§ ENTRIES
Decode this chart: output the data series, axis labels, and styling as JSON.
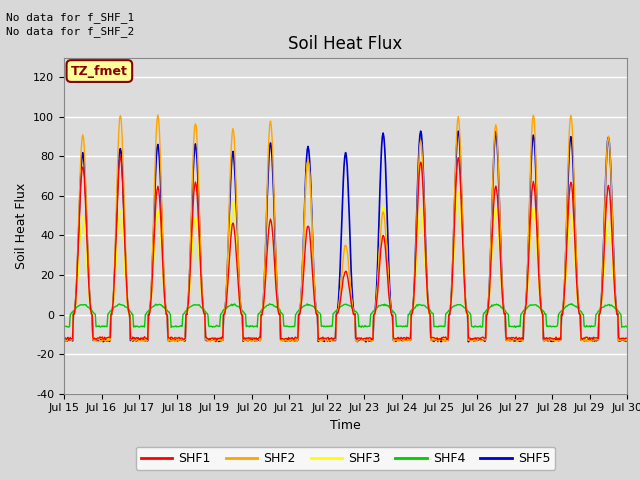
{
  "title": "Soil Heat Flux",
  "xlabel": "Time",
  "ylabel": "Soil Heat Flux",
  "ylim": [
    -40,
    130
  ],
  "yticks": [
    -40,
    -20,
    0,
    20,
    40,
    60,
    80,
    100,
    120
  ],
  "xtick_labels": [
    "Jul 15",
    "Jul 16",
    "Jul 17",
    "Jul 18",
    "Jul 19",
    "Jul 20",
    "Jul 21",
    "Jul 22",
    "Jul 23",
    "Jul 24",
    "Jul 25",
    "Jul 26",
    "Jul 27",
    "Jul 28",
    "Jul 29",
    "Jul 30"
  ],
  "series_colors": {
    "SHF1": "#ff0000",
    "SHF2": "#ffa500",
    "SHF3": "#ffff00",
    "SHF4": "#00cc00",
    "SHF5": "#0000cd"
  },
  "series_order": [
    "SHF5",
    "SHF3",
    "SHF4",
    "SHF2",
    "SHF1"
  ],
  "legend_order": [
    "SHF1",
    "SHF2",
    "SHF3",
    "SHF4",
    "SHF5"
  ],
  "no_data_text": [
    "No data for f_SHF_1",
    "No data for f_SHF_2"
  ],
  "box_label": "TZ_fmet",
  "box_color": "#ffff99",
  "box_border_color": "#880000",
  "background_color": "#dcdcdc",
  "title_fontsize": 12,
  "axis_label_fontsize": 9,
  "tick_fontsize": 8,
  "legend_fontsize": 9,
  "day_peaks_SHF1": [
    75,
    80,
    65,
    67,
    46,
    48,
    45,
    22,
    40,
    77,
    79,
    65,
    67,
    67,
    65
  ],
  "day_peaks_SHF2": [
    91,
    101,
    101,
    97,
    94,
    98,
    78,
    35,
    52,
    88,
    100,
    96,
    101,
    101,
    90
  ],
  "day_peaks_SHF3": [
    50,
    53,
    53,
    49,
    57,
    48,
    78,
    35,
    55,
    54,
    62,
    54,
    54,
    51,
    47
  ],
  "day_peaks_SHF4": [
    0,
    0,
    0,
    0,
    0,
    0,
    0,
    0,
    0,
    0,
    0,
    0,
    0,
    0,
    0
  ],
  "day_peaks_SHF5": [
    82,
    84,
    86,
    86,
    82,
    87,
    85,
    82,
    92,
    93,
    93,
    92,
    91,
    90,
    90
  ],
  "night_val_SHF1": -12,
  "night_val_SHF2": -13,
  "night_val_SHF3": -12,
  "night_val_SHF4": -6,
  "night_val_SHF5": -13
}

§ TASK TO CARRY OUT
All the lines above are to be given again exactly as they read, with the pictures removed.

§ FINAL RESULT
Decode this chart: output the data series, axis labels, and styling as JSON.
{
  "title": "Soil Heat Flux",
  "xlabel": "Time",
  "ylabel": "Soil Heat Flux",
  "ylim": [
    -40,
    130
  ],
  "yticks": [
    -40,
    -20,
    0,
    20,
    40,
    60,
    80,
    100,
    120
  ],
  "xtick_labels": [
    "Jul 15",
    "Jul 16",
    "Jul 17",
    "Jul 18",
    "Jul 19",
    "Jul 20",
    "Jul 21",
    "Jul 22",
    "Jul 23",
    "Jul 24",
    "Jul 25",
    "Jul 26",
    "Jul 27",
    "Jul 28",
    "Jul 29",
    "Jul 30"
  ],
  "series_colors": {
    "SHF1": "#ff0000",
    "SHF2": "#ffa500",
    "SHF3": "#ffff00",
    "SHF4": "#00cc00",
    "SHF5": "#0000cd"
  },
  "series_order": [
    "SHF5",
    "SHF3",
    "SHF4",
    "SHF2",
    "SHF1"
  ],
  "legend_order": [
    "SHF1",
    "SHF2",
    "SHF3",
    "SHF4",
    "SHF5"
  ],
  "no_data_text": [
    "No data for f_SHF_1",
    "No data for f_SHF_2"
  ],
  "box_label": "TZ_fmet",
  "box_color": "#ffff99",
  "box_border_color": "#880000",
  "background_color": "#dcdcdc",
  "title_fontsize": 12,
  "axis_label_fontsize": 9,
  "tick_fontsize": 8,
  "legend_fontsize": 9,
  "day_peaks_SHF1": [
    75,
    80,
    65,
    67,
    46,
    48,
    45,
    22,
    40,
    77,
    79,
    65,
    67,
    67,
    65
  ],
  "day_peaks_SHF2": [
    91,
    101,
    101,
    97,
    94,
    98,
    78,
    35,
    52,
    88,
    100,
    96,
    101,
    101,
    90
  ],
  "day_peaks_SHF3": [
    50,
    53,
    53,
    49,
    57,
    48,
    78,
    35,
    55,
    54,
    62,
    54,
    54,
    51,
    47
  ],
  "day_peaks_SHF4": [
    0,
    0,
    0,
    0,
    0,
    0,
    0,
    0,
    0,
    0,
    0,
    0,
    0,
    0,
    0
  ],
  "day_peaks_SHF5": [
    82,
    84,
    86,
    86,
    82,
    87,
    85,
    82,
    92,
    93,
    93,
    92,
    91,
    90,
    90
  ],
  "night_val_SHF1": -12,
  "night_val_SHF2": -13,
  "night_val_SHF3": -12,
  "night_val_SHF4": -6,
  "night_val_SHF5": -13
}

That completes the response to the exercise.